GIVEN TASK: Transcribe every line exactly and omit anything that is a picture.

Dataset entries:
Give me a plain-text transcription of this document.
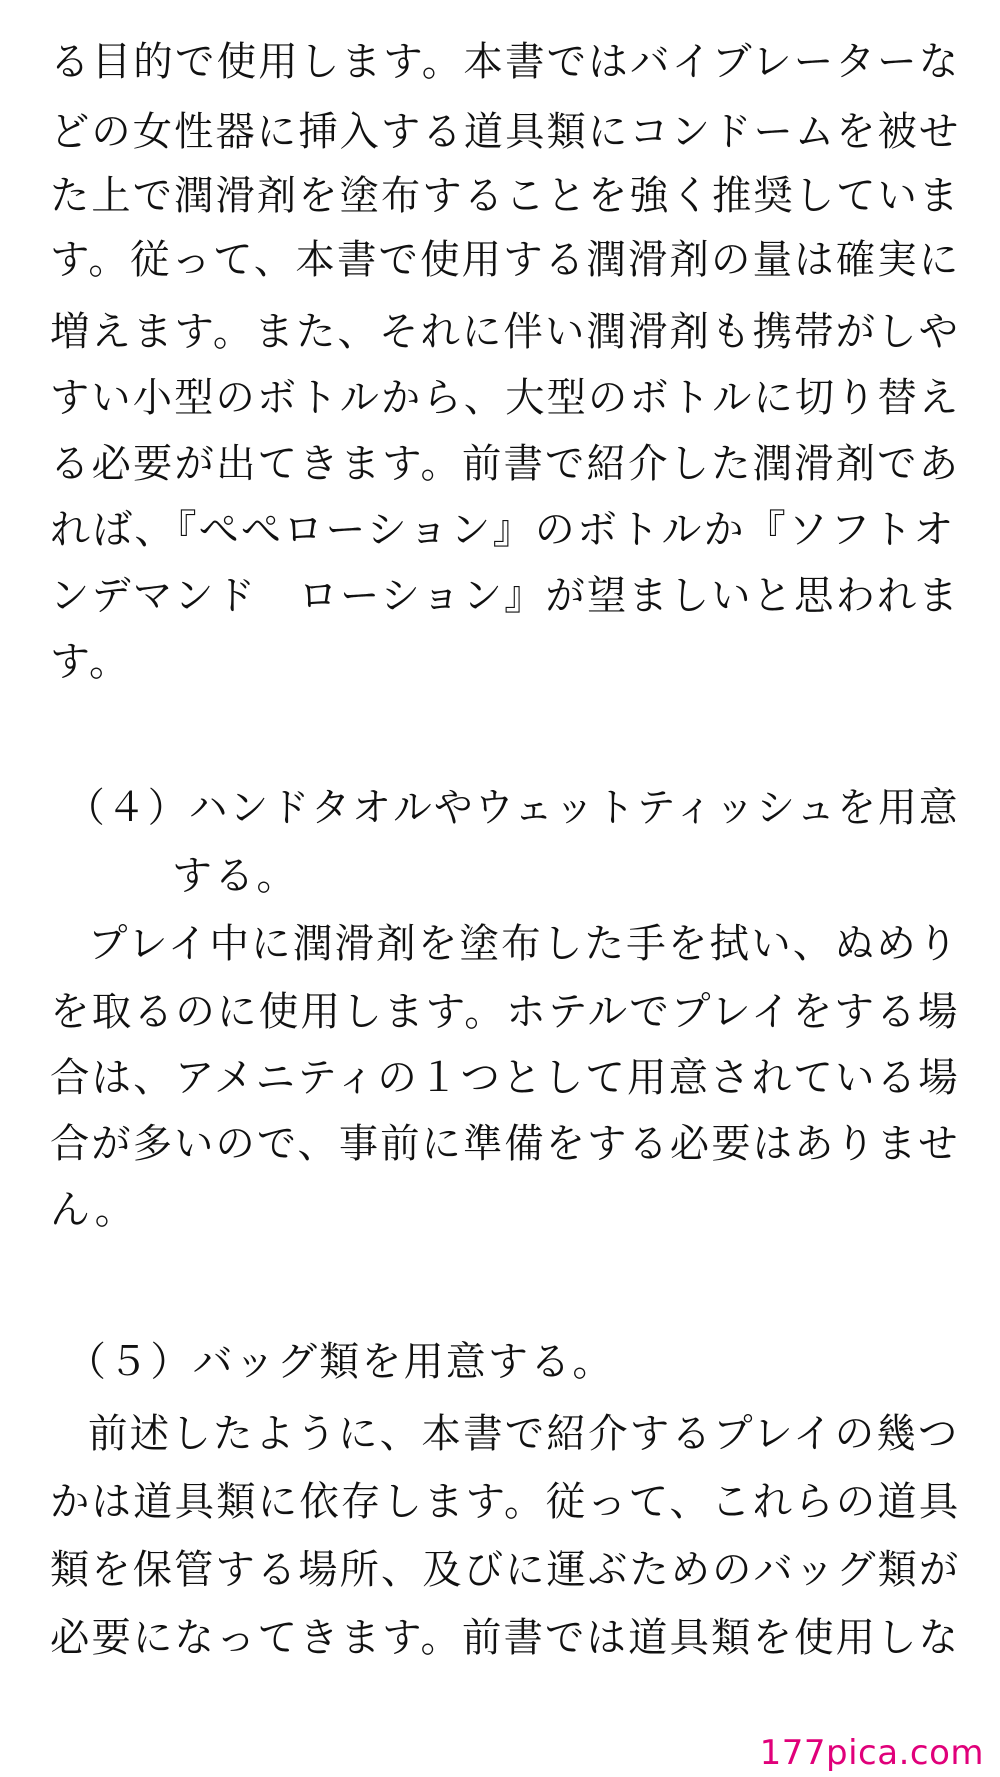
る目的で使用します。本書ではバイブレーターな
どの女性器に挿入する道具類にコンドームを被せ
た上で潤滑剤を塗布することを強く推奨していま
す。従って、本書で使用する潤滑剤の量は確実に
増えます。また、それに伴い潤滑剤も携帯がしや
すい小型のボトルから、大型のボトルに切り替え
る必要が出てきます。前書で紹介した潤滑剤であ
れば、『ぺぺローション』のボトルか『ソフトオ
ンデマンド　ローション』が望ましいと思われま
す。
（４）ハンドタオルやウェットティッシュを用意
する。
プレイ中に潤滑剤を塗布した手を拭い、ぬめり
を取るのに使用します。ホテルでプレイをする場
合は、アメニティの１つとして用意されている場
合が多いので、事前に準備をする必要はありませ
ん。
（５）バッグ類を用意する。
前述したように、本書で紹介するプレイの幾つ
かは道具類に依存します。従って、これらの道具
類を保管する場所、及びに運ぶためのバッグ類が
必要になってきます。前書では道具類を使用しな
177pica.com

RESULT:
Give me a plain-text transcription of this document.
る目的で使用します。本書ではバイブレーターな
どの女性器に挿入する道具類にコンドームを被せ
た上で潤滑剤を塗布することを強く推奨していま
す。従って、本書で使用する潤滑剤の量は確実に
増えます。また、それに伴い潤滑剤も携帯がしや
すい小型のボトルから、大型のボトルに切り替え
る必要が出てきます。前書で紹介した潤滑剤であ
れば、『ぺぺローション』のボトルか『ソフトオ
ンデマンド　ローション』が望ましいと思われま
す。
（４）ハンドタオルやウェットティッシュを用意
する。
プレイ中に潤滑剤を塗布した手を拭い、ぬめり
を取るのに使用します。ホテルでプレイをする場
合は、アメニティの１つとして用意されている場
合が多いので、事前に準備をする必要はありませ
ん。
（５）バッグ類を用意する。
前述したように、本書で紹介するプレイの幾つ
かは道具類に依存します。従って、これらの道具
類を保管する場所、及びに運ぶためのバッグ類が
必要になってきます。前書では道具類を使用しな
177pica.com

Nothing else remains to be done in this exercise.